EXCERPTED DATA ::
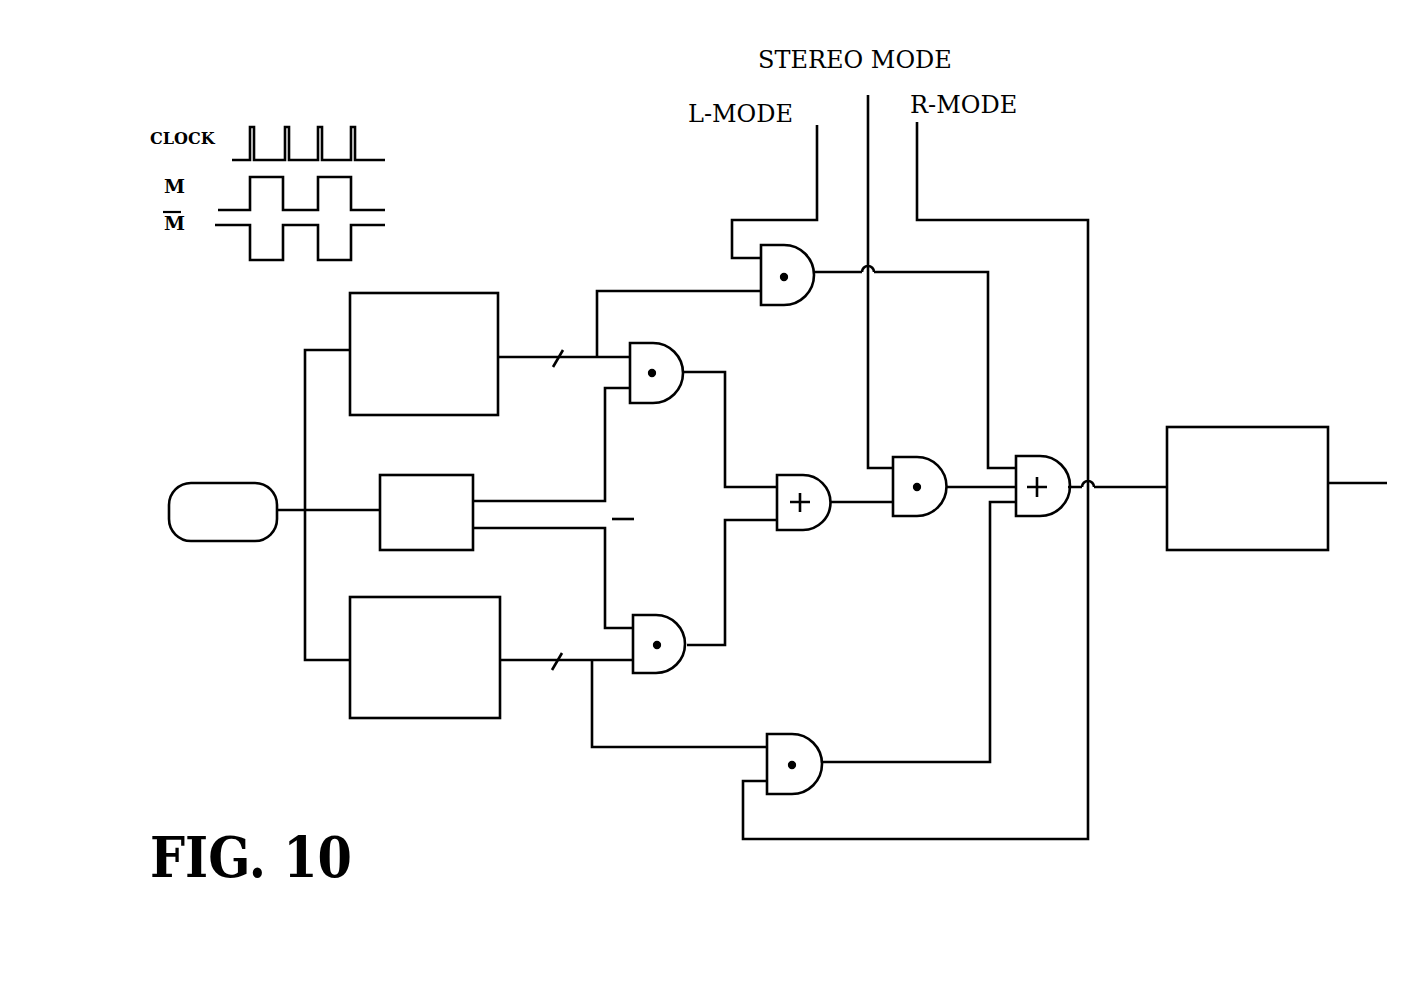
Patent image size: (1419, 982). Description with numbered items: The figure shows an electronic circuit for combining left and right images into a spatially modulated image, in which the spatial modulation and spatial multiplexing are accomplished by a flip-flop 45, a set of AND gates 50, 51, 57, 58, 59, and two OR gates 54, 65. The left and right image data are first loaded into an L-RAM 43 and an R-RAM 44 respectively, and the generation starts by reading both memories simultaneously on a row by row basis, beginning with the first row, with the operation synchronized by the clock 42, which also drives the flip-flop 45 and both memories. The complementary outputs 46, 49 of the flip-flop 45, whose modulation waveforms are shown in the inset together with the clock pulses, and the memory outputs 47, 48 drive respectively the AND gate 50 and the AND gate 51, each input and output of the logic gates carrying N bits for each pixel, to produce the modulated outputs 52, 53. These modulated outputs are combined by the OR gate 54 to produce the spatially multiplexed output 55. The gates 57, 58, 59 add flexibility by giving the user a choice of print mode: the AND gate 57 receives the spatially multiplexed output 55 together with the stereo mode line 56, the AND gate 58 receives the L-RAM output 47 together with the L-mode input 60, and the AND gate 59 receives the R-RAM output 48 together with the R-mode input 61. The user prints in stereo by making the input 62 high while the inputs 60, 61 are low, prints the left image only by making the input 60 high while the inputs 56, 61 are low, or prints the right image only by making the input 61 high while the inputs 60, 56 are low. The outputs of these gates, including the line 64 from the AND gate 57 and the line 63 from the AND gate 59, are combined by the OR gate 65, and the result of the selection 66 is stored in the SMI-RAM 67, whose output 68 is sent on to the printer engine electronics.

The clock 42 is at (203, 481).
The L-RAM 43 is at (424, 354).
The R-RAM 44 is at (425, 657).
The flip-flop 45 is at (426, 512).
The complementary output 46 is at (533, 499).
The memory output 47 is at (523, 360).
The memory output 48 is at (527, 665).
The complementary output 49 is at (536, 531).
The AND gate 50 is at (657, 355).
The AND gate 51 is at (651, 615).
The modulated output 52 is at (745, 484).
The modulated output 53 is at (752, 523).
The OR gate 54 is at (803, 525).
The spatially multiplexed output 55 is at (843, 497).
The stereo mode input 56 is at (869, 230).
The AND gate 57 is at (910, 508).
The AND gate 58 is at (781, 295).
The AND gate 59 is at (788, 732).
The L-mode input 60 is at (781, 218).
The R-mode input 61 is at (965, 220).
The stereo selection input 62 is at (955, 277).
The AND gate 59 output 63 is at (945, 760).
The AND gate 57 output 64 is at (966, 480).
The OR gate 65 is at (1030, 458).
The result of the selection 66 is at (1130, 481).
The SMI-RAM 67 is at (1247, 488).
The SMI-RAM output 68 is at (1345, 485).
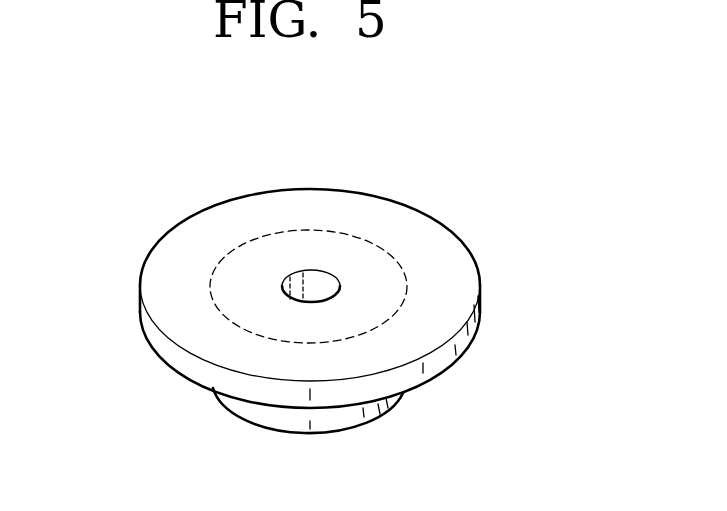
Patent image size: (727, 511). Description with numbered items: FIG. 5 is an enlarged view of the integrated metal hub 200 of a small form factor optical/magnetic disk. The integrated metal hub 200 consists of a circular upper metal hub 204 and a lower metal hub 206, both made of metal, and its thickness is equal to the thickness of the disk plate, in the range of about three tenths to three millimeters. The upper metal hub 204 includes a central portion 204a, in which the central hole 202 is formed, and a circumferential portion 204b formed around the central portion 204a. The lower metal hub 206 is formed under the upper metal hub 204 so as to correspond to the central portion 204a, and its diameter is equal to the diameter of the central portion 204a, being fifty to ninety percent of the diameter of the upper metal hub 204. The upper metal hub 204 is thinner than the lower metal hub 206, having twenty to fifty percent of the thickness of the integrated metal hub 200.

The integrated metal hub 200 is at (122, 221).
The central hole 202 is at (319, 286).
The upper metal hub 204 is at (481, 311).
The central portion 204a is at (375, 258).
The circumferential portion 204b is at (443, 253).
The lower metal hub 206 is at (383, 408).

REQUIRED WORK ::
Convert the data above into a two-column CSV with the header description,positions, giving one row per description: its text and the lines that answer it, each in one quoted field with line breaks turned into spaces. Leave out the pictures.

REPLY ::
description,positions
"Patent image size: (1419, 982). Description with numbered items: The figure shows an electronic circuit for combining left and right images into a spatially modulated image, in which the spatial modulation and spatial multiplexing are accomplished by a flip-flop 45, a set of AND gates 50, 51, 57, 58, 59, and two OR gates 54, 65. The left and right image data are first loaded into an L-RAM 43 and an R-RAM 44 respectively, and the generation starts by reading both memories simultaneously on a row by row basis, beginning with the first row, with the operation synchronized by the clock 42, which also drives the flip-flop 45 and both memories. The complementary outputs 46, 49 of the flip-flop 45, whose modulation waveforms are shown in the inset together with the clock pulses, and the memory outputs 47, 48 drive respectively the AND gate 50 and the AND gate 51, each input and output of the logic gates carrying N bits for each pixel, to produce the modulated outputs 52, 53. These modulated outputs are combined by the OR gate 54 to produce the spatially multiplexed output 55. The gates 57, 58, 59 add flexibility by giving the user a choice of print mode: the AND gate 57 receives the spatially multiplexed output 55 together with the stereo mode line 56, the AND gate 58 receives the L-RAM output 47 together with the L-mode input 60, and the AND gate 59 receives the R-RAM output 48 together with the R-mode input 61. The user prints in stereo by making the input 62 high while the inputs 60, 61 are low, prints the left image only by making the input 60 high while the inputs 56, 61 are low, or prints the right image only by making the input 61 high while the inputs 60, 56 are low. The outputs of these gates, including the line 64 from the AND gate 57 and the line 63 from the AND gate 59, are combined by the OR gate 65, and the result of the selection 66 is stored in the SMI-RAM 67, whose output 68 is sent on to the printer engine electronics.","The clock 42 is at (203, 481). The L-RAM 43 is at (424, 354). The R-RAM 44 is at (425, 657). The flip-flop 45 is at (426, 512). The complementary output 46 is at (533, 499). The memory output 47 is at (523, 360). The memory output 48 is at (527, 665). The complementary output 49 is at (536, 531). The AND gate 50 is at (657, 355). The AND gate 51 is at (651, 615). The modulated output 52 is at (745, 484). The modulated output 53 is at (752, 523). The OR gate 54 is at (803, 525). The spatially multiplexed output 55 is at (843, 497). The stereo mode input 56 is at (869, 230). The AND gate 57 is at (910, 508). The AND gate 58 is at (781, 295). The AND gate 59 is at (788, 732). The L-mode input 60 is at (781, 218). The R-mode input 61 is at (965, 220). The stereo selection input 62 is at (955, 277). The AND gate 59 output 63 is at (945, 760). The AND gate 57 output 64 is at (966, 480). The OR gate 65 is at (1030, 458). The result of the selection 66 is at (1130, 481). The SMI-RAM 67 is at (1247, 488). The SMI-RAM output 68 is at (1345, 485)."
"Patent image size: (727, 511). Description with numbered items: FIG. 5 is an enlarged view of the integrated metal hub 200 of a small form factor optical/magnetic disk. The integrated metal hub 200 consists of a circular upper metal hub 204 and a lower metal hub 206, both made of metal, and its thickness is equal to the thickness of the disk plate, in the range of about three tenths to three millimeters. The upper metal hub 204 includes a central portion 204a, in which the central hole 202 is formed, and a circumferential portion 204b formed around the central portion 204a. The lower metal hub 206 is formed under the upper metal hub 204 so as to correspond to the central portion 204a, and its diameter is equal to the diameter of the central portion 204a, being fifty to ninety percent of the diameter of the upper metal hub 204. The upper metal hub 204 is thinner than the lower metal hub 206, having twenty to fifty percent of the thickness of the integrated metal hub 200.","The integrated metal hub 200 is at (122, 221). The central hole 202 is at (319, 286). The upper metal hub 204 is at (481, 311). The central portion 204a is at (375, 258). The circumferential portion 204b is at (443, 253). The lower metal hub 206 is at (383, 408)."